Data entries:
■ ■ ■ ■
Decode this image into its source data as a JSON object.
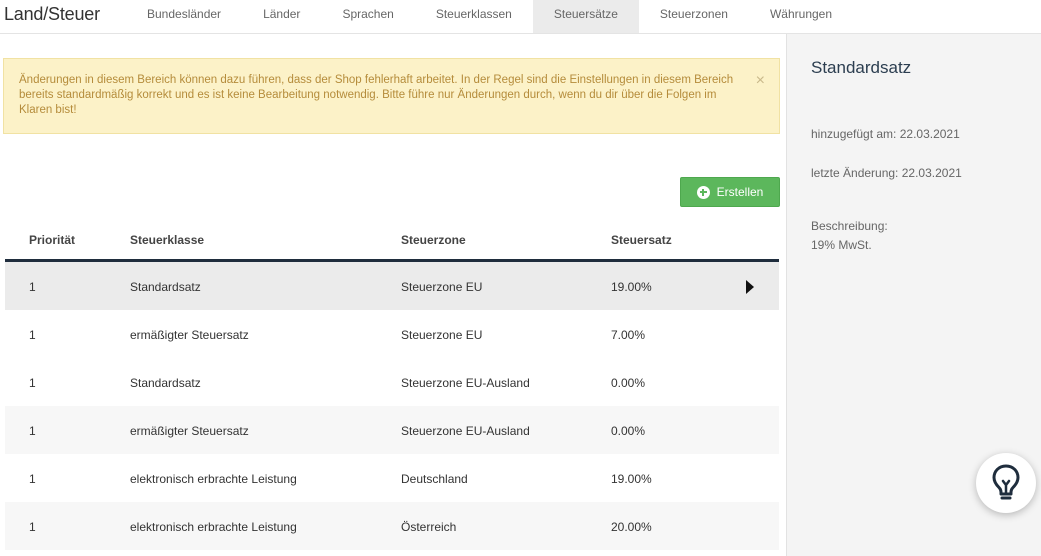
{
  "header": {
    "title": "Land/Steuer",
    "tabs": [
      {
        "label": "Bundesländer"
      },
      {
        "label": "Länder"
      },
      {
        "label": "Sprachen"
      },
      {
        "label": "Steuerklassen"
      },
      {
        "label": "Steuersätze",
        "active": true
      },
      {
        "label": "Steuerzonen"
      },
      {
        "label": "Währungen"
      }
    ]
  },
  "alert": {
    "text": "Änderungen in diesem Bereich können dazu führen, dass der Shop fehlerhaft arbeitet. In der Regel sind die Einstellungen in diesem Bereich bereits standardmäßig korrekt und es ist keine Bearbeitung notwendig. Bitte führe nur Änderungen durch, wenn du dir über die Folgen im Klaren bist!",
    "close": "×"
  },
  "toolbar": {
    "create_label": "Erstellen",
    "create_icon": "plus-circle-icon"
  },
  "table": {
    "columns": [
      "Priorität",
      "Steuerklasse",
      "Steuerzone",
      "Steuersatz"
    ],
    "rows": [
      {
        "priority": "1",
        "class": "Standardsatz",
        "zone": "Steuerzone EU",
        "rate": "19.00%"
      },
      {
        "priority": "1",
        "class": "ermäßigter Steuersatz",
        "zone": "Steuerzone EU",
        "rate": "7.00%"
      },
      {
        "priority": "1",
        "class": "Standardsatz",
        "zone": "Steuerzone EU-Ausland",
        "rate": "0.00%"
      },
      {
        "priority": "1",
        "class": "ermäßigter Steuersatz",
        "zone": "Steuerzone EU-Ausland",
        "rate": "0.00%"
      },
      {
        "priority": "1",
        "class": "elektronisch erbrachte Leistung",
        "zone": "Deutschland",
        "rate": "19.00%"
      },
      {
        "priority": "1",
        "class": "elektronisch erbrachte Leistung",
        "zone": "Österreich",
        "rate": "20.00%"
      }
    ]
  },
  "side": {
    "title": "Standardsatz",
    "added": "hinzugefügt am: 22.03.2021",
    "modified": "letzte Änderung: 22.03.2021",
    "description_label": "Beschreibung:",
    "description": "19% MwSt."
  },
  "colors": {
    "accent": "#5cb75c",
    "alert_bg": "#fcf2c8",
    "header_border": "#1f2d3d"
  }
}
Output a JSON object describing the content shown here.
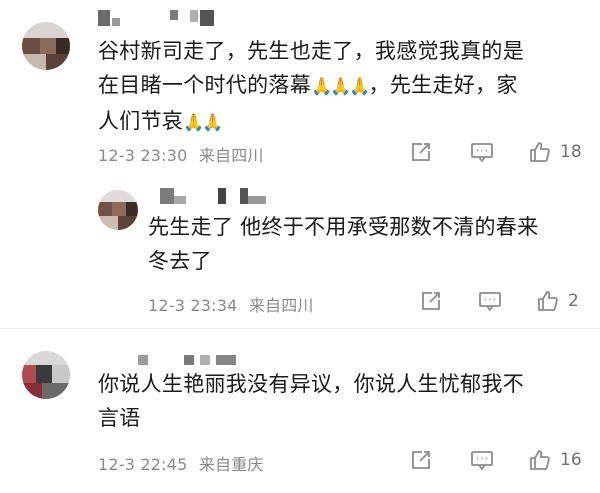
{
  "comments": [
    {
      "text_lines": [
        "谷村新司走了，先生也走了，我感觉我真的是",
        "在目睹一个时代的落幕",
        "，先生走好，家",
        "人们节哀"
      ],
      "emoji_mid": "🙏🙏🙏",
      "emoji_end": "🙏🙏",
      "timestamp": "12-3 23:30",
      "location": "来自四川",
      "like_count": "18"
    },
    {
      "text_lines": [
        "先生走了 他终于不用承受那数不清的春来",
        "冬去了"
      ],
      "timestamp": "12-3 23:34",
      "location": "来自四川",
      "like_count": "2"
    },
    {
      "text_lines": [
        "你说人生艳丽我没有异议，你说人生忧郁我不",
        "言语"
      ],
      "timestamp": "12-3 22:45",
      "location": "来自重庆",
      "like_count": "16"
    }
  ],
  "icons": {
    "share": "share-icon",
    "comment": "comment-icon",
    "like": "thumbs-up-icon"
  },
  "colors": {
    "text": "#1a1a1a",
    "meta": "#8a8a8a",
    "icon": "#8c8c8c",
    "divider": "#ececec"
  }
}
■ ■ ■ ■
* [EXERCISE DIRECTIONS]: Repeat the records above exactly, leaving out the pictures.

* [THE COMPLETED TASK]:
Decode this image into its source data as a JSON object.
{
  "header": {
    "title": "Land/Steuer",
    "tabs": [
      {
        "label": "Bundesländer"
      },
      {
        "label": "Länder"
      },
      {
        "label": "Sprachen"
      },
      {
        "label": "Steuerklassen"
      },
      {
        "label": "Steuersätze",
        "active": true
      },
      {
        "label": "Steuerzonen"
      },
      {
        "label": "Währungen"
      }
    ]
  },
  "alert": {
    "text": "Änderungen in diesem Bereich können dazu führen, dass der Shop fehlerhaft arbeitet. In der Regel sind die Einstellungen in diesem Bereich bereits standardmäßig korrekt und es ist keine Bearbeitung notwendig. Bitte führe nur Änderungen durch, wenn du dir über die Folgen im Klaren bist!",
    "close": "×"
  },
  "toolbar": {
    "create_label": "Erstellen",
    "create_icon": "plus-circle-icon"
  },
  "table": {
    "columns": [
      "Priorität",
      "Steuerklasse",
      "Steuerzone",
      "Steuersatz"
    ],
    "rows": [
      {
        "priority": "1",
        "class": "Standardsatz",
        "zone": "Steuerzone EU",
        "rate": "19.00%"
      },
      {
        "priority": "1",
        "class": "ermäßigter Steuersatz",
        "zone": "Steuerzone EU",
        "rate": "7.00%"
      },
      {
        "priority": "1",
        "class": "Standardsatz",
        "zone": "Steuerzone EU-Ausland",
        "rate": "0.00%"
      },
      {
        "priority": "1",
        "class": "ermäßigter Steuersatz",
        "zone": "Steuerzone EU-Ausland",
        "rate": "0.00%"
      },
      {
        "priority": "1",
        "class": "elektronisch erbrachte Leistung",
        "zone": "Deutschland",
        "rate": "19.00%"
      },
      {
        "priority": "1",
        "class": "elektronisch erbrachte Leistung",
        "zone": "Österreich",
        "rate": "20.00%"
      }
    ]
  },
  "side": {
    "title": "Standardsatz",
    "added": "hinzugefügt am: 22.03.2021",
    "modified": "letzte Änderung: 22.03.2021",
    "description_label": "Beschreibung:",
    "description": "19% MwSt."
  },
  "colors": {
    "accent": "#5cb75c",
    "alert_bg": "#fcf2c8",
    "header_border": "#1f2d3d"
  }
}
Output a JSON object describing the content shown here.
{
  "comments": [
    {
      "text_lines": [
        "谷村新司走了，先生也走了，我感觉我真的是",
        "在目睹一个时代的落幕",
        "，先生走好，家",
        "人们节哀"
      ],
      "emoji_mid": "🙏🙏🙏",
      "emoji_end": "🙏🙏",
      "timestamp": "12-3 23:30",
      "location": "来自四川",
      "like_count": "18"
    },
    {
      "text_lines": [
        "先生走了 他终于不用承受那数不清的春来",
        "冬去了"
      ],
      "timestamp": "12-3 23:34",
      "location": "来自四川",
      "like_count": "2"
    },
    {
      "text_lines": [
        "你说人生艳丽我没有异议，你说人生忧郁我不",
        "言语"
      ],
      "timestamp": "12-3 22:45",
      "location": "来自重庆",
      "like_count": "16"
    }
  ],
  "icons": {
    "share": "share-icon",
    "comment": "comment-icon",
    "like": "thumbs-up-icon"
  },
  "colors": {
    "text": "#1a1a1a",
    "meta": "#8a8a8a",
    "icon": "#8c8c8c",
    "divider": "#ececec"
  }
}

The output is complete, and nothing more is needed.